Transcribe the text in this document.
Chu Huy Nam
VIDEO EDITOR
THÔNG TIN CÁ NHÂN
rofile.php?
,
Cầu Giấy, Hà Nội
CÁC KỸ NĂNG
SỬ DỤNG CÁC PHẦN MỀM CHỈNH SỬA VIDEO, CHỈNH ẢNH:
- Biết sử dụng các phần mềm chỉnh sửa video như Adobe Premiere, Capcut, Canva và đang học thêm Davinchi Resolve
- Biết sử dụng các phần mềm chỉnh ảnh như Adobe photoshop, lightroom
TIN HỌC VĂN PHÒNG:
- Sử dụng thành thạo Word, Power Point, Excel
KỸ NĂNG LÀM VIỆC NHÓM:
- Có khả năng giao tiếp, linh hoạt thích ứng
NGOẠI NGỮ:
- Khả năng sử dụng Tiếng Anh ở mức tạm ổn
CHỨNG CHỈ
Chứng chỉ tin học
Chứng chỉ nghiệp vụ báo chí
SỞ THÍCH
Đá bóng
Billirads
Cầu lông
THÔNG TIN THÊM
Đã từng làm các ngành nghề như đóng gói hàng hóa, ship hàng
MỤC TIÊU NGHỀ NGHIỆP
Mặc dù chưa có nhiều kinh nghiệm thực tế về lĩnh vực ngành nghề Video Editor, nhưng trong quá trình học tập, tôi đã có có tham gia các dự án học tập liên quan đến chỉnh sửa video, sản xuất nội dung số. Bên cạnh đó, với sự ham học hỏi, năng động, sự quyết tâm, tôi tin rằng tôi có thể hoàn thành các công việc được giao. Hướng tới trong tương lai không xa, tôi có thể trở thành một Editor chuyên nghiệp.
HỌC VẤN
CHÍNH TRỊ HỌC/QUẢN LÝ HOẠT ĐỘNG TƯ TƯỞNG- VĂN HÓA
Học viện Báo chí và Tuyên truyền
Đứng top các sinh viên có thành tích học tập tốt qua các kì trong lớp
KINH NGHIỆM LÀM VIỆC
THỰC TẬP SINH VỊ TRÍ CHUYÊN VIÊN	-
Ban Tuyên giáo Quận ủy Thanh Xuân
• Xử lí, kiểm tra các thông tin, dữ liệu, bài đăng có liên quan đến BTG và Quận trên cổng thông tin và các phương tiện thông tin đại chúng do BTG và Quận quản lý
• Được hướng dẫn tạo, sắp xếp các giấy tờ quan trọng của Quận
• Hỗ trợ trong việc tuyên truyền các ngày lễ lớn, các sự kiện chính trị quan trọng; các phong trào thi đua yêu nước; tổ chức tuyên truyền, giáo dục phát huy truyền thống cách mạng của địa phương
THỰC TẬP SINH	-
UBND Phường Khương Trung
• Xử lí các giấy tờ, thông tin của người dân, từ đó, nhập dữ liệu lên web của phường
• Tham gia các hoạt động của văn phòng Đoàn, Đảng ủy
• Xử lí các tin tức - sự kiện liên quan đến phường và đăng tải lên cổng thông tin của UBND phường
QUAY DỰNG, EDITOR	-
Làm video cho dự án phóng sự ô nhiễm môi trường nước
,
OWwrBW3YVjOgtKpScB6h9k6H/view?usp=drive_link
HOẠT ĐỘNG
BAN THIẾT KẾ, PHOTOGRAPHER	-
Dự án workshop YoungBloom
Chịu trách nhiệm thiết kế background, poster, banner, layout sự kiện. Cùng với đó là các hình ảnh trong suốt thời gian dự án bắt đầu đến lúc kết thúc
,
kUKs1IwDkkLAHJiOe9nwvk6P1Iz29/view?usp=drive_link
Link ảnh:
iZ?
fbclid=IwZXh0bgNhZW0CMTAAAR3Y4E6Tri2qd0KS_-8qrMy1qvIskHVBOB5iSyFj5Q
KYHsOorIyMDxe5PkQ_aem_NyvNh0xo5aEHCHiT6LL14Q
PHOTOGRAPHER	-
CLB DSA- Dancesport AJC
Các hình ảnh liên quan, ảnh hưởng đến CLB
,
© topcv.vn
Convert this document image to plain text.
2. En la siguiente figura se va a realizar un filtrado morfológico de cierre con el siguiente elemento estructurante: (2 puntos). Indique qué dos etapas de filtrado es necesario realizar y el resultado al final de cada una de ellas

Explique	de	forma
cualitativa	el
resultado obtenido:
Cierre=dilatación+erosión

-- -- --

## SET TASK
Return a copy of every line that includes the word "Quận".

## THE RESPONSE
Ban Tuyên giáo Quận ủy Thanh Xuân
• Xử lí, kiểm tra các thông tin, dữ liệu, bài đăng có liên quan đến BTG và Quận trên cổng thông tin và các phương tiện thông tin đại chúng do BTG và Quận quản lý
• Được hướng dẫn tạo, sắp xếp các giấy tờ quan trọng của Quận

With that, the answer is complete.